#### Stored rows ####

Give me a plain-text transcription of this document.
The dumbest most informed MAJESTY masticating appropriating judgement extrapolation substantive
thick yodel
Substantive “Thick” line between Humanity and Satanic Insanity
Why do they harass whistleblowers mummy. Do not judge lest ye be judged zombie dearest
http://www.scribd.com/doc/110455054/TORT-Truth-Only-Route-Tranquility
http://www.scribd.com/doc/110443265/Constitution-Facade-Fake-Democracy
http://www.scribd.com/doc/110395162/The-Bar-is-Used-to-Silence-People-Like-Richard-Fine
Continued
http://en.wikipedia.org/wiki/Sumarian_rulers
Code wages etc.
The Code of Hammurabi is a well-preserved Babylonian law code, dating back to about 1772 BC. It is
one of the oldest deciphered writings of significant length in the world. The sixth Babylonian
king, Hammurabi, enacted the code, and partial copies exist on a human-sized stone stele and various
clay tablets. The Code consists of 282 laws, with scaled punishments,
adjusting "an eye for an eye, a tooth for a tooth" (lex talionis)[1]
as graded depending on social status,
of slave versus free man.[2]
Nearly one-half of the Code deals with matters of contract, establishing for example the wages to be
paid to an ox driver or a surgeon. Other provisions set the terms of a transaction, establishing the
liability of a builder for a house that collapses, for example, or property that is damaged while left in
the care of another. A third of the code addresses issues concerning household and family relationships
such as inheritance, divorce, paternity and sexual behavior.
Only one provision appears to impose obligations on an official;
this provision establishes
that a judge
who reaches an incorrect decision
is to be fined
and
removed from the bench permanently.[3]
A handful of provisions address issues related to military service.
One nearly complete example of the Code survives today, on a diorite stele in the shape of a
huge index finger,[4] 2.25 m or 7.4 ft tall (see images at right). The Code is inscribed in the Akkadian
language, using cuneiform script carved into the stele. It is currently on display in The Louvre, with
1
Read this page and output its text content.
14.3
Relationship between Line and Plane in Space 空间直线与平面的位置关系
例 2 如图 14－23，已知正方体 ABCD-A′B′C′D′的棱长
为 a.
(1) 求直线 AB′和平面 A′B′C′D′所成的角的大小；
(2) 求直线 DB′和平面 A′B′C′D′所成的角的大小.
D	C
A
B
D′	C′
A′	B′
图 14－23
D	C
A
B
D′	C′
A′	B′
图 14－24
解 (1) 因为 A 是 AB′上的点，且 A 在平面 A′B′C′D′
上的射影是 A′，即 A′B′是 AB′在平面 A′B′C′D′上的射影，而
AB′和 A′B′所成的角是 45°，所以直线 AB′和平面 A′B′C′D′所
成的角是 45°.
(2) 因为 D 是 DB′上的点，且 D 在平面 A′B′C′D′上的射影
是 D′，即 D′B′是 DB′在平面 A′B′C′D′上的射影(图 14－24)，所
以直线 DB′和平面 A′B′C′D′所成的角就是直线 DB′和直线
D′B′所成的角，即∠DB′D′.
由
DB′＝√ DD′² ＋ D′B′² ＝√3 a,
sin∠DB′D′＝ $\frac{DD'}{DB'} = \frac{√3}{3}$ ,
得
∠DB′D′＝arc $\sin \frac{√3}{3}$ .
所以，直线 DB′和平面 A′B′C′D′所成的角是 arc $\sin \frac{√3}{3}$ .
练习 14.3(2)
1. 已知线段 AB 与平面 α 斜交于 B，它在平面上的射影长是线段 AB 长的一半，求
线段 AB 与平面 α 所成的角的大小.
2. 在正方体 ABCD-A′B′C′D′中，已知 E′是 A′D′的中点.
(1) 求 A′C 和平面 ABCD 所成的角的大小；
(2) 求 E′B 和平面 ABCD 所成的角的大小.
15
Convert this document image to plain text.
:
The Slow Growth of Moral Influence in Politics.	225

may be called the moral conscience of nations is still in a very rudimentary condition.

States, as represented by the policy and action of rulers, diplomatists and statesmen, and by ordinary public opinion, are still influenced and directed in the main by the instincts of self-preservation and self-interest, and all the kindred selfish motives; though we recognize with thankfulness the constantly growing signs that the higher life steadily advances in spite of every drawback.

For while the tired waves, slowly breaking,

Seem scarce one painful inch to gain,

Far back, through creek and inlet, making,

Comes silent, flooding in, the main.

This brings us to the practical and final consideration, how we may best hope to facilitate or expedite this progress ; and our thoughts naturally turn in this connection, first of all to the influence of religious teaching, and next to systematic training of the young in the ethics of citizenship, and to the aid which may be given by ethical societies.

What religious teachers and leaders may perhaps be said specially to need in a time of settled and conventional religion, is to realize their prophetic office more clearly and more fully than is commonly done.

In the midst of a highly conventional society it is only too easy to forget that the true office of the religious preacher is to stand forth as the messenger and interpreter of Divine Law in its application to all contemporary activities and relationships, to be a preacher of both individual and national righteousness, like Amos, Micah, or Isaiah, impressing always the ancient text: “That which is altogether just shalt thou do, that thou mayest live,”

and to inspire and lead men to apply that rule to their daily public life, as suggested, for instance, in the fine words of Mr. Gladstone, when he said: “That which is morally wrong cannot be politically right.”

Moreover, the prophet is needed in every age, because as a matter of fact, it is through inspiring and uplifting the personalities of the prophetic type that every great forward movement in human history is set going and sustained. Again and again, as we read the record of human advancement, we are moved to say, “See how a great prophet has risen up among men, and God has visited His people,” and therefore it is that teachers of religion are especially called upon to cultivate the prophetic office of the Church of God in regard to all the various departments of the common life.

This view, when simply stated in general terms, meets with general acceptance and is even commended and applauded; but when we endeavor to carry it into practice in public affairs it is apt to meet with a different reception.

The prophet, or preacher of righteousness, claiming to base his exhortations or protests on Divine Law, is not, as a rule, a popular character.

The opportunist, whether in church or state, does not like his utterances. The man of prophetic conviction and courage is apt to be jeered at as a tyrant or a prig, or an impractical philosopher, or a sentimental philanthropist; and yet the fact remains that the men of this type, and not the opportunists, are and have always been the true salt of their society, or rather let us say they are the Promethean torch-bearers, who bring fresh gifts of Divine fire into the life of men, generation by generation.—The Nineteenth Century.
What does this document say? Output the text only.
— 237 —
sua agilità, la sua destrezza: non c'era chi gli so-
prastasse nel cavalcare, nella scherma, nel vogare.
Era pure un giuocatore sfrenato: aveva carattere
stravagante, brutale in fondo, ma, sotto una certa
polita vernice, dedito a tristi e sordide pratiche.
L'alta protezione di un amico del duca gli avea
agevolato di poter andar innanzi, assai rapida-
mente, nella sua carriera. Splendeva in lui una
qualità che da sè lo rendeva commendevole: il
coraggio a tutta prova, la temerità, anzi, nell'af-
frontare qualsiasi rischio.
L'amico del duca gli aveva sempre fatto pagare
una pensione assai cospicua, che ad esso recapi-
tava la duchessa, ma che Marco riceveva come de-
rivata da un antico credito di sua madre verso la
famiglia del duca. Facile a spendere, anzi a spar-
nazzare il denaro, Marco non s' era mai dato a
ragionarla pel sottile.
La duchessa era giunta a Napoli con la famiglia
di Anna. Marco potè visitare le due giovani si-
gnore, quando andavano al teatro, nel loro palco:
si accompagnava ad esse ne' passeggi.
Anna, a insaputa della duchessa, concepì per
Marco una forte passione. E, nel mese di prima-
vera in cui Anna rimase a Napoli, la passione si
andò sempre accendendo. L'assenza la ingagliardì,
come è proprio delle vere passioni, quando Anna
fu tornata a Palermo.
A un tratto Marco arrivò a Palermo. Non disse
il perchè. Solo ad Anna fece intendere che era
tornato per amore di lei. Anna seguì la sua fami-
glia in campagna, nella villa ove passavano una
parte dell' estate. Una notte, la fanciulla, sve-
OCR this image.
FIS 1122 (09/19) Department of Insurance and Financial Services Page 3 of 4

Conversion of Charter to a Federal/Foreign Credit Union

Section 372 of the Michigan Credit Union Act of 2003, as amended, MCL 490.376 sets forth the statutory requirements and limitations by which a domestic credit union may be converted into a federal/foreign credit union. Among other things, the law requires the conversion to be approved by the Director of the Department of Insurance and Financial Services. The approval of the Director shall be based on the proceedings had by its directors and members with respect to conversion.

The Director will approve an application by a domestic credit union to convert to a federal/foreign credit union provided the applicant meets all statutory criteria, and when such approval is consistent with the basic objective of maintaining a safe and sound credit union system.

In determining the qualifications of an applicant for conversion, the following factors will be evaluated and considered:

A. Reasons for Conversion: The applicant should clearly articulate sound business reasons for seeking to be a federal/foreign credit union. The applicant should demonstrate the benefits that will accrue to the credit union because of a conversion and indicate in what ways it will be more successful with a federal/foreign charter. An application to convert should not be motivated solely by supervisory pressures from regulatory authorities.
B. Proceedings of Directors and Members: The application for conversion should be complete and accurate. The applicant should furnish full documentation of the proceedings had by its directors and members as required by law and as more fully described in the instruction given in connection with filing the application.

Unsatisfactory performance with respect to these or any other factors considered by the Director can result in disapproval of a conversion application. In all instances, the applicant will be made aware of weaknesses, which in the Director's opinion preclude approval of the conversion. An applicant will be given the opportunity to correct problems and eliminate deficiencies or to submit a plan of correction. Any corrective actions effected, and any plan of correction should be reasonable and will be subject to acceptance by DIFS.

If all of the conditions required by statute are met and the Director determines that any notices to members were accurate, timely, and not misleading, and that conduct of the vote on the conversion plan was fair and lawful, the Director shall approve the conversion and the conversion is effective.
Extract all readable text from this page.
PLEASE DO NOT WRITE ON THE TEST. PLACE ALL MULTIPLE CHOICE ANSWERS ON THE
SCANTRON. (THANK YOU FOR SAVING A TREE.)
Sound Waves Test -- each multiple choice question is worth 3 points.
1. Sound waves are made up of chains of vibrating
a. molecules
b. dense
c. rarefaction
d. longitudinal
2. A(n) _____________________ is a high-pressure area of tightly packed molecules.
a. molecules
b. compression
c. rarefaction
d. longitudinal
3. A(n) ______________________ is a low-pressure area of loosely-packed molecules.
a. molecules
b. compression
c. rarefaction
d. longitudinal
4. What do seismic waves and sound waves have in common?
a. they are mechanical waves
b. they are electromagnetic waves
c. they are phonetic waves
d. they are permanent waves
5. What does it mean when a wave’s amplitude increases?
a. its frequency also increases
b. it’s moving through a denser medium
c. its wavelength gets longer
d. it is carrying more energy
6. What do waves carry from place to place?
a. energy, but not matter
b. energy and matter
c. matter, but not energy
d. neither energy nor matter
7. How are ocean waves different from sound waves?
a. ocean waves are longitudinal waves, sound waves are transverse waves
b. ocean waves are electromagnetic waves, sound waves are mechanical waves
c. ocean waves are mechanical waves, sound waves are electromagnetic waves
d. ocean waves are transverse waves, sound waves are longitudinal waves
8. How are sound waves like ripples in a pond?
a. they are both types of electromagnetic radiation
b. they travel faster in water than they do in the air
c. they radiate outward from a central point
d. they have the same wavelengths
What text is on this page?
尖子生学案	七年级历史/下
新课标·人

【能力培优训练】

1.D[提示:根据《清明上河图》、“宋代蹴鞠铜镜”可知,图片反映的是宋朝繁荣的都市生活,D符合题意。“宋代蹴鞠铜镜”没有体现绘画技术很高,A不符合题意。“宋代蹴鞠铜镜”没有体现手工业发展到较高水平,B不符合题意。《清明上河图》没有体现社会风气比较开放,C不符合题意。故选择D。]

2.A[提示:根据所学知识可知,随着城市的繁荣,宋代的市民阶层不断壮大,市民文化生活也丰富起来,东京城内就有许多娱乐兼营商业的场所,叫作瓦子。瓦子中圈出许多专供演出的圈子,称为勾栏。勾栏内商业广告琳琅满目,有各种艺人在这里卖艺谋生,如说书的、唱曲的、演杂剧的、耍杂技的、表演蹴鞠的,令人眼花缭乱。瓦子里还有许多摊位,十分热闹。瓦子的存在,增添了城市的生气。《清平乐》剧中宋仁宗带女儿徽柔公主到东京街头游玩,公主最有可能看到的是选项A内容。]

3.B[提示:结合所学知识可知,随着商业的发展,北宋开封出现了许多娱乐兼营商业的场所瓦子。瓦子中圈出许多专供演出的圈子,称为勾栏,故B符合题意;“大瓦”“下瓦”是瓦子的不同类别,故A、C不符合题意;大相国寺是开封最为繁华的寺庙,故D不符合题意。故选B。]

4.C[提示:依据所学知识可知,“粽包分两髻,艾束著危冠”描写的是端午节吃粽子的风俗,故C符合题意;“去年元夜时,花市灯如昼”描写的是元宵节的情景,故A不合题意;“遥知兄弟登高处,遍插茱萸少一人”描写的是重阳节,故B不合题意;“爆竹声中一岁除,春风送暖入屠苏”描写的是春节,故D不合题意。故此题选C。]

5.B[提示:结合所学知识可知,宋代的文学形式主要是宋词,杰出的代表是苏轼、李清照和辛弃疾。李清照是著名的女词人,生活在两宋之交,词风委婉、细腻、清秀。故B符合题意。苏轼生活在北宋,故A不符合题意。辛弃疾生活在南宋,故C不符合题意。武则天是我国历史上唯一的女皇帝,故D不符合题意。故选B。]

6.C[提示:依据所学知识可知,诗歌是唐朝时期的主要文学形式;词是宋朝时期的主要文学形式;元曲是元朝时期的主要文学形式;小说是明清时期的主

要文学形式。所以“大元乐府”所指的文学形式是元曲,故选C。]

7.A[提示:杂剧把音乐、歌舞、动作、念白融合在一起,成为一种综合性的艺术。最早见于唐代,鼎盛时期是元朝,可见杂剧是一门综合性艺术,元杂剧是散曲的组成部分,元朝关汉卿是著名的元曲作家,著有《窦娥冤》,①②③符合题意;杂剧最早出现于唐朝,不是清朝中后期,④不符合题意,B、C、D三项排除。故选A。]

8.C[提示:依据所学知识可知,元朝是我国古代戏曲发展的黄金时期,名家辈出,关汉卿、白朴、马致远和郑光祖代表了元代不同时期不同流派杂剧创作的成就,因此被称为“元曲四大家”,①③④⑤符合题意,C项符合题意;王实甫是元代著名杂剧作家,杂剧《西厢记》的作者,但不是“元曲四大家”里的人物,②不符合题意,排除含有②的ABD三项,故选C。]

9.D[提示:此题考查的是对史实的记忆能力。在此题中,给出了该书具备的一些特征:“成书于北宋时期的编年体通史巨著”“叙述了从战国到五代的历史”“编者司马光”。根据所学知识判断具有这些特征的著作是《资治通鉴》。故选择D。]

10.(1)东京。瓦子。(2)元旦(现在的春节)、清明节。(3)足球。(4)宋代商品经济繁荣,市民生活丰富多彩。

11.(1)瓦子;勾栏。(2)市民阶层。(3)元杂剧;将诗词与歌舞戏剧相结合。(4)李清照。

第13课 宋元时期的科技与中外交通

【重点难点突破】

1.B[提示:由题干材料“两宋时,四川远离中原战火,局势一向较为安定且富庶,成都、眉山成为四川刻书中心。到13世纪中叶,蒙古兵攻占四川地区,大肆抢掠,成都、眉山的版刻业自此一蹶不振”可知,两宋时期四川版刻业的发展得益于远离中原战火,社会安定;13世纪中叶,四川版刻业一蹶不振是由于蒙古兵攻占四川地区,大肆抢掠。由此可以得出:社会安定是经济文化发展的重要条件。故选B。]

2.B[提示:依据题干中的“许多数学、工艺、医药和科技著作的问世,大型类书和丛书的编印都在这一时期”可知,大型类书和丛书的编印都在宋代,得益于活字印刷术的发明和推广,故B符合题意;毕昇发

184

####

#### Work instructions:
Gather each line of the records holding the string "relationships".

#### Worked answer:
the care of another. A third of the code addresses issues concerning household and family relationships
In the midst of a highly conventional society it is only too easy to forget that the true office of the religious preacher is to stand forth as the messenger and interpreter of Divine Law in its application to all contemporary activities and relationships, to be a preacher of both individual and national righteousness, like Amos, Micah, or Isaiah, impressing always the ancient text: “That which is altogether just shalt thou do, that thou mayest live,”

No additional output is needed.